_SOURCE EXCERPT_
— START —

The bench said that the MMOPL would continue to charge the present fares for now between the price band of Rs 10-Rs 40 and asked it to submit a statement on the “excess fee charged from commuters”.

| Mumbai | Published: December 5, 2017 1:48:30 am
Bombay High Court (Express Photo by Pradeep Kocharekar/File)

The Bombay High Court Monday set aside a proposal for hiking Metro fares for the Versova-Andheri-Ghatkopar Metro corridor. The court directed a new fare fixation committee to be notified by the Union government which will decide on the fares to be charged for this corridor.

A division bench of Chief Justice Manjula Chellur and Justice Mahesh Sonak passed this judgment after hearing a bunch of petitions — including one filed by MMRDA — challenging the fares fixed by the committee for the Metro corridor. One of the petitioners was Congress leader  Sanjay Nirupam.

In July 2015, the Fare Fixation Committee (FFC) had recommended fares for the corridor in the Rs 10-110 band. After it submitted its report, the Mumbai Metro One Private Limited (MMOPL) announced that it would increase the fares by Rs 5 from December 1, 2015 and had proposed five slabs — Rs10, 20, 25, 35 and 45, instead of the current four of Rs10, 20, 30 and 40. This proposed fare hike was withheld after the MMRDA approached the high court the same month.

Pointing to the existing infrastructure of the local trains, BEST buses and congested roads, the court said that the Metro project was envisaged to reduce congestion. “Because of this purpose, construction was permitted on and above public roads and public properties. Public property is leased at a nominal rent of Re1 for the Metro project. The Metro project is expected to cater to the different class of commuters like those commuting in air-conditioned buses or air-conditioned taxis, virtually amounts to converting the character of a “Mass Rapid Transit System” to a “Class Rapid Transit System”. According to us, these are all relevant considerations which the FFC was bound to at least take into account in determining the Metro fares,” said the court.

— END —

_DATASET EXTRACT_

— START —

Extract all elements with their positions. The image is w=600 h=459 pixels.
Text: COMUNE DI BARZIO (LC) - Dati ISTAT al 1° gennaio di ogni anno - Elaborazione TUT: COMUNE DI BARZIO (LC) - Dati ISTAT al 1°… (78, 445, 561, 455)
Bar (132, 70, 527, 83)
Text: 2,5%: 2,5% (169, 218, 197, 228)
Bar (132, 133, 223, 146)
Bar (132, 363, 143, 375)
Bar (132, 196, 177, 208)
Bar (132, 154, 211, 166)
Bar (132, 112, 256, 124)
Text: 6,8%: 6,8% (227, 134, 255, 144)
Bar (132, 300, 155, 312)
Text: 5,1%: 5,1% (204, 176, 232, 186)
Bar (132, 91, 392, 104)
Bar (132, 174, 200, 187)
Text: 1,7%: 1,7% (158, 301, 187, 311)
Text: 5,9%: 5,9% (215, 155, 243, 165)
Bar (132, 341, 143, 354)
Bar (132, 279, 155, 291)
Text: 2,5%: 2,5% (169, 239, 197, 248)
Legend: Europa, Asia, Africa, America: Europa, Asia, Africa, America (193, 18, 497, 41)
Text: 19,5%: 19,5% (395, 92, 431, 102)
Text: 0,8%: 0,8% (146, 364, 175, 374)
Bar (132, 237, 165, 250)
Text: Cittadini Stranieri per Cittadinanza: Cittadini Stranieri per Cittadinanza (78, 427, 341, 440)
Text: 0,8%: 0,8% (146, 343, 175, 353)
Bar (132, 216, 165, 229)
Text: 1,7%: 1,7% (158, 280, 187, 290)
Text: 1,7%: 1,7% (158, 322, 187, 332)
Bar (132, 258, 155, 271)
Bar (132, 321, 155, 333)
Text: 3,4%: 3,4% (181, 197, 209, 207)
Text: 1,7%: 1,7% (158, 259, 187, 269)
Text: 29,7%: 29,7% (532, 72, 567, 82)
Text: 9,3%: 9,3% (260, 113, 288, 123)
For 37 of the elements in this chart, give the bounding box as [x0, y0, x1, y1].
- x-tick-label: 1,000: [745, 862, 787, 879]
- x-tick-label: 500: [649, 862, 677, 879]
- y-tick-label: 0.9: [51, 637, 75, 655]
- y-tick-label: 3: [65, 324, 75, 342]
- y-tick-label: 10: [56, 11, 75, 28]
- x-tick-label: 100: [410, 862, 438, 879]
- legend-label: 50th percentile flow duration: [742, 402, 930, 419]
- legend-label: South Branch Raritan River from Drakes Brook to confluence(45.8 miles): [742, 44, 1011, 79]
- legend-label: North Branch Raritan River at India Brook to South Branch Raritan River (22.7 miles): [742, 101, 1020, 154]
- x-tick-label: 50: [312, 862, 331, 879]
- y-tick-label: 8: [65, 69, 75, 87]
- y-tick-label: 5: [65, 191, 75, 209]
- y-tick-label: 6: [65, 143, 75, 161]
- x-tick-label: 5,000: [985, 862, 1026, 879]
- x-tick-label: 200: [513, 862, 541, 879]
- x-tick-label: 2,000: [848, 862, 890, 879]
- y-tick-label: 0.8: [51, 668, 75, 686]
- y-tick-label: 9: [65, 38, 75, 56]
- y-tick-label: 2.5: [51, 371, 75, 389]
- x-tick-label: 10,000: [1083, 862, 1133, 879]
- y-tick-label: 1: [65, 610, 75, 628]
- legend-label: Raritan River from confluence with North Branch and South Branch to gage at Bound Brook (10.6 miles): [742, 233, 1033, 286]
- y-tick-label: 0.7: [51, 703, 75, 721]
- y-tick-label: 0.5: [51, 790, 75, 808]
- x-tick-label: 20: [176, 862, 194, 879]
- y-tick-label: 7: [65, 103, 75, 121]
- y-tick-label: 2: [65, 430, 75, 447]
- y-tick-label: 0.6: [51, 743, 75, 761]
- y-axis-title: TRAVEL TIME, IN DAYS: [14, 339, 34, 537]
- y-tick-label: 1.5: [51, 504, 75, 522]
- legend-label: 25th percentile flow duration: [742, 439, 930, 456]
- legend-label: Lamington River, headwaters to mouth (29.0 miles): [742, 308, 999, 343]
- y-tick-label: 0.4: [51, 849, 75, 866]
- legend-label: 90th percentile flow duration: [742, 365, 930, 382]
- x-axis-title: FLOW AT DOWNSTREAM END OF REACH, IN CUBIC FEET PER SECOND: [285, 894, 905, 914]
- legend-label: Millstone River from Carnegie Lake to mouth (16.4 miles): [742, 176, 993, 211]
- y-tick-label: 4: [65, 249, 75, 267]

— END —

_TASK DESCRIPTION_
Please continue the article on the Bombay High Court's ruling on Mumbai Metro fares, picking up after its final sentence. The data has no connection to the Mumbai Metro fare article.

_REPLY TO THE EXERCISE_
The High Court Monday restrained the MMOPL from implementing the proposal while quashing the report by  the earlier FFC. “In matters of price fixation, the interests of those who are most vitally affected, the consumer public cannot be ignored,” said the court. “Recommendation by FFC is nothing but an authorisation to MMOPL to implement the increased fares upto maximum, absolutely according to its discretion. In that case, the commuter public would be at the mercy of the MMOPL so far as the fares are concerned. It would be nothing but defeating the very purpose of ‘Rapid Mass Transit System’. Further, it is not certainly the objective for prescribing price fixation measures,” said Chief Justice  Manjula Chellur.

The bench said that the MMOPL would continue to charge the present fares for now between the price band of Rs 10-Rs 40 and asked it to submit a statement on the “excess fee charged from commuters”. The committee, once formed, has been asked to decide the issue of the fares to be charged within three months.

According to the judgment, the FFC should be reconstituted within a month’s time in accordance with the provisions of Metro Railways (Operation& Maintenance) Act. The chief justice said the new committee must resolve the conflict over the fares “expeditiously”, or within a maximum period of three months  from now.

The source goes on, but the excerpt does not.